-- BEGIN --

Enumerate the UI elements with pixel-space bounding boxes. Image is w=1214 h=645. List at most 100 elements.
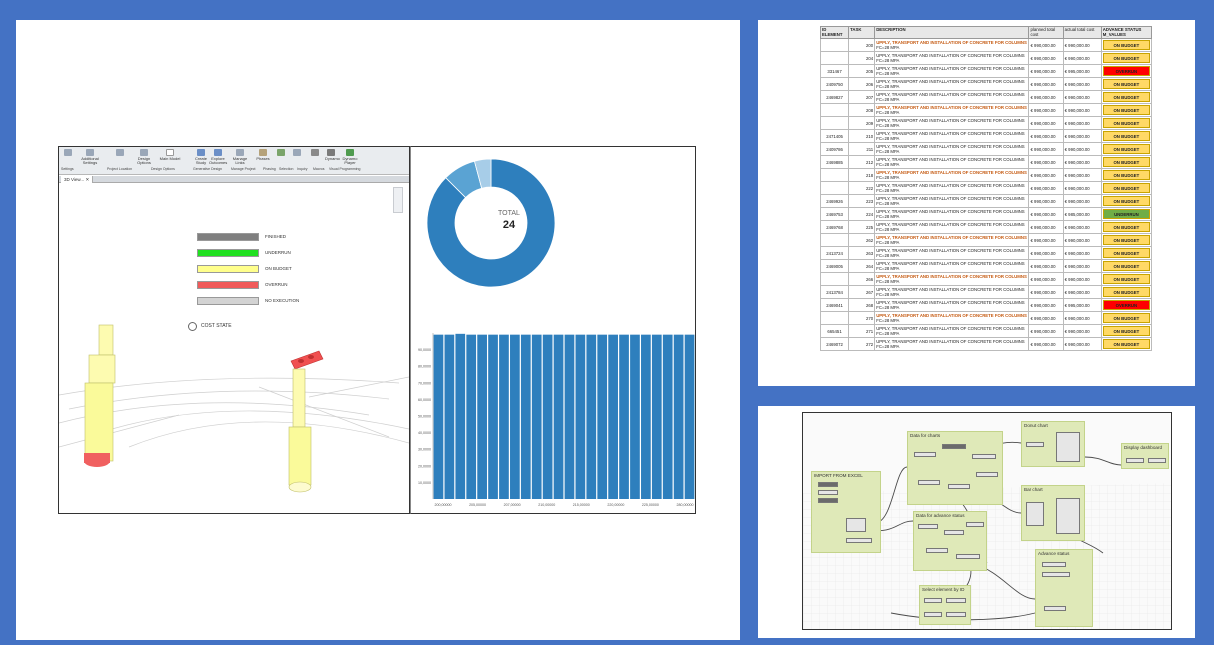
- bar: [608, 334, 618, 499]
- table-row[interactable]: 2469768 225 UPPLY, TRANSPORT AND INSTALLAT…: [819, 220, 1153, 234]
- group-import-from-excel[interactable]: IMPORT FROM EXCEL: [811, 471, 881, 553]
- dynamo-node[interactable]: [1126, 458, 1144, 463]
- bar: [542, 334, 553, 499]
- cell-task: 212: [848, 155, 876, 169]
- cell-planned-cost: € 990,000.00: [1028, 233, 1064, 247]
- cell-planned-cost: € 990,000.00: [1028, 298, 1064, 312]
- cell-description: UPPLY, TRANSPORT AND INSTALLATION OF CON…: [874, 285, 1030, 299]
- table-row[interactable]: 2409750 206 UPPLY, TRANSPORT AND INSTALLAT…: [819, 77, 1153, 91]
- table-row[interactable]: 218 UPPLY, TRANSPORT AND INSTALLATION OF …: [819, 168, 1153, 182]
- dynamo-node[interactable]: [846, 518, 866, 532]
- table-row[interactable]: 2469005 264 UPPLY, TRANSPORT AND INSTALLAT…: [819, 259, 1153, 273]
- cell-task: 206: [848, 77, 876, 91]
- status-badge: ON BUDGET: [1102, 105, 1150, 115]
- dynamo-node[interactable]: [1056, 432, 1080, 462]
- group-advance-status[interactable]: Advance status: [1035, 549, 1093, 627]
- dynamo-node[interactable]: [918, 480, 940, 485]
- dynamo-node[interactable]: [956, 554, 980, 559]
- dynamo-node[interactable]: [846, 538, 872, 543]
- cell-task: 211: [848, 142, 876, 156]
- cell-advance-status: OVERRUN: [1100, 64, 1153, 78]
- cell-actual-cost: € 990,000.00: [1062, 90, 1102, 104]
- description-line-2: FC=28 MPA: [876, 136, 900, 141]
- bar: [673, 334, 684, 499]
- cell-id-element: [819, 272, 850, 286]
- dashboard-view: TOTAL 24 90,0000 80,0000 70,0000 60,0000 50,…: [410, 146, 696, 514]
- bar: [630, 334, 640, 499]
- dynamo-node[interactable]: [926, 548, 948, 553]
- table-row[interactable]: 262 UPPLY, TRANSPORT AND INSTALLATION OF …: [819, 233, 1153, 247]
- group-bar-chart[interactable]: Bar chart: [1021, 485, 1085, 541]
- dynamo-node[interactable]: [818, 498, 838, 503]
- model-3d-view[interactable]: [59, 147, 410, 514]
- table-row[interactable]: 2413724 263 UPPLY, TRANSPORT AND INSTALLAT…: [819, 246, 1153, 260]
- table-row[interactable]: 2469885 212 UPPLY, TRANSPORT AND INSTALLAT…: [819, 155, 1153, 169]
- group-data-for-advance-status[interactable]: Data for advance status: [913, 511, 987, 571]
- table-row[interactable]: 2469753 224 UPPLY, TRANSPORT AND INSTALLAT…: [819, 207, 1153, 221]
- dynamo-node[interactable]: [1042, 572, 1070, 577]
- dynamo-node[interactable]: [924, 598, 942, 603]
- cell-id-element: 2469768: [819, 220, 850, 234]
- column-left: [84, 324, 116, 467]
- dynamo-node[interactable]: [918, 524, 938, 529]
- dynamo-graph[interactable]: IMPORT FROM EXCEL Data for charts Donut …: [802, 412, 1172, 630]
- cell-task: 222: [848, 181, 876, 195]
- table-row[interactable]: 2469926 223 UPPLY, TRANSPORT AND INSTALLAT…: [819, 194, 1153, 208]
- cell-actual-cost: € 990,000.00: [1062, 259, 1102, 273]
- dynamo-node[interactable]: [948, 484, 970, 489]
- cell-planned-cost: € 990,000.00: [1028, 168, 1064, 182]
- dynamo-node[interactable]: [946, 612, 966, 617]
- dynamo-node[interactable]: [942, 444, 966, 449]
- cell-actual-cost: € 990,000.00: [1062, 272, 1102, 286]
- dynamo-node[interactable]: [944, 530, 964, 535]
- status-badge: ON BUDGET: [1102, 144, 1150, 154]
- dynamo-node[interactable]: [1056, 498, 1080, 534]
- dynamo-node[interactable]: [972, 454, 996, 459]
- table-row[interactable]: 222 UPPLY, TRANSPORT AND INSTALLATION OF …: [819, 181, 1153, 195]
- table-row[interactable]: 665451 271 UPPLY, TRANSPORT AND INSTALLATI…: [819, 324, 1153, 338]
- table-row[interactable]: 270 UPPLY, TRANSPORT AND INSTALLATION OF …: [819, 311, 1153, 325]
- table-row[interactable]: 266 UPPLY, TRANSPORT AND INSTALLATION OF …: [819, 272, 1153, 286]
- cell-id-element: 2469041: [819, 298, 850, 312]
- table-row[interactable]: 2471405 210 UPPLY, TRANSPORT AND INSTALLAT…: [819, 129, 1153, 143]
- dynamo-node[interactable]: [946, 598, 966, 603]
- group-select-element-by-id[interactable]: Select element by ID: [919, 585, 971, 625]
- dynamo-node[interactable]: [1044, 606, 1066, 611]
- dynamo-node[interactable]: [818, 490, 838, 495]
- status-badge: ON BUDGET: [1102, 248, 1150, 258]
- cell-planned-cost: € 990,000.00: [1028, 90, 1064, 104]
- dynamo-node[interactable]: [818, 482, 838, 487]
- cell-task: 267: [848, 285, 876, 299]
- table-row[interactable]: 2409786 211 UPPLY, TRANSPORT AND INSTALLAT…: [819, 142, 1153, 156]
- dynamo-node[interactable]: [1026, 502, 1044, 526]
- cell-actual-cost: € 990,000.00: [1062, 142, 1102, 156]
- table-row[interactable]: 200 UPPLY, TRANSPORT AND INSTALLATION OF …: [819, 38, 1153, 52]
- cell-description: UPPLY, TRANSPORT AND INSTALLATION OF CON…: [874, 324, 1030, 338]
- bar: [520, 334, 531, 499]
- dynamo-node[interactable]: [976, 472, 998, 477]
- dynamo-node[interactable]: [924, 612, 942, 617]
- cell-id-element: 2469926: [819, 194, 850, 208]
- table-row[interactable]: 2469041 268 UPPLY, TRANSPORT AND INSTALLAT…: [819, 298, 1153, 312]
- dynamo-node[interactable]: [914, 452, 936, 457]
- dynamo-node[interactable]: [1026, 442, 1044, 447]
- status-badge: ON BUDGET: [1102, 53, 1150, 63]
- table-row[interactable]: 209 UPPLY, TRANSPORT AND INSTALLATION OF …: [819, 116, 1153, 130]
- dynamo-node[interactable]: [1148, 458, 1166, 463]
- table-row[interactable]: 2469072 272 UPPLY, TRANSPORT AND INSTALLAT…: [819, 337, 1153, 351]
- cell-task: 272: [848, 337, 876, 351]
- table-row[interactable]: 204 UPPLY, TRANSPORT AND INSTALLATION OF …: [819, 51, 1153, 65]
- table-row[interactable]: 208 UPPLY, TRANSPORT AND INSTALLATION OF …: [819, 103, 1153, 117]
- cell-planned-cost: € 990,000.00: [1028, 116, 1064, 130]
- dynamo-node[interactable]: [1042, 562, 1066, 567]
- bar: [444, 334, 455, 499]
- dynamo-node[interactable]: [966, 522, 984, 527]
- group-data-for-charts[interactable]: Data for charts: [907, 431, 1003, 505]
- group-donut-chart[interactable]: Donut chart: [1021, 421, 1085, 467]
- table-row[interactable]: 2413784 267 UPPLY, TRANSPORT AND INSTALLAT…: [819, 285, 1153, 299]
- table-row[interactable]: 2469827 207 UPPLY, TRANSPORT AND INSTALLAT…: [819, 90, 1153, 104]
- description-line-2: FC=28 MPA: [876, 71, 900, 76]
- table-row[interactable]: 331467 205 UPPLY, TRANSPORT AND INSTALLATI…: [819, 64, 1153, 78]
- group-display-dashboard[interactable]: Display dashboard: [1121, 443, 1169, 469]
- status-badge: ON BUDGET: [1102, 222, 1150, 232]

-- END --

**TASK TO COMPLETE**: Lay out the lines from the one containing "- bar: [608, 334, 618, 499]" through the one containing "- table-row[interactable]: 2409750", both included, as a numbered list, omitting any blank lines.

**IN RESPONSE**:
1. - bar: [608, 334, 618, 499]
2. - table-row[interactable]: 2469768 225 UPPLY, TRANSPORT AND INSTALLAT…: [819, 220, 1153, 234]
3. - group-import-from-excel[interactable]: IMPORT FROM EXCEL: [811, 471, 881, 553]
4. - dynamo-node[interactable]: [1126, 458, 1144, 463]
5. - bar: [542, 334, 553, 499]
6. - cell-task: 212: [848, 155, 876, 169]
7. - cell-planned-cost: € 990,000.00: [1028, 233, 1064, 247]
8. - cell-planned-cost: € 990,000.00: [1028, 298, 1064, 312]
9. - cell-description: UPPLY, TRANSPORT AND INSTALLATION OF CON…: [874, 285, 1030, 299]
10. - table-row[interactable]: 2409750 206 UPPLY, TRANSPORT AND INSTALLAT…: [819, 77, 1153, 91]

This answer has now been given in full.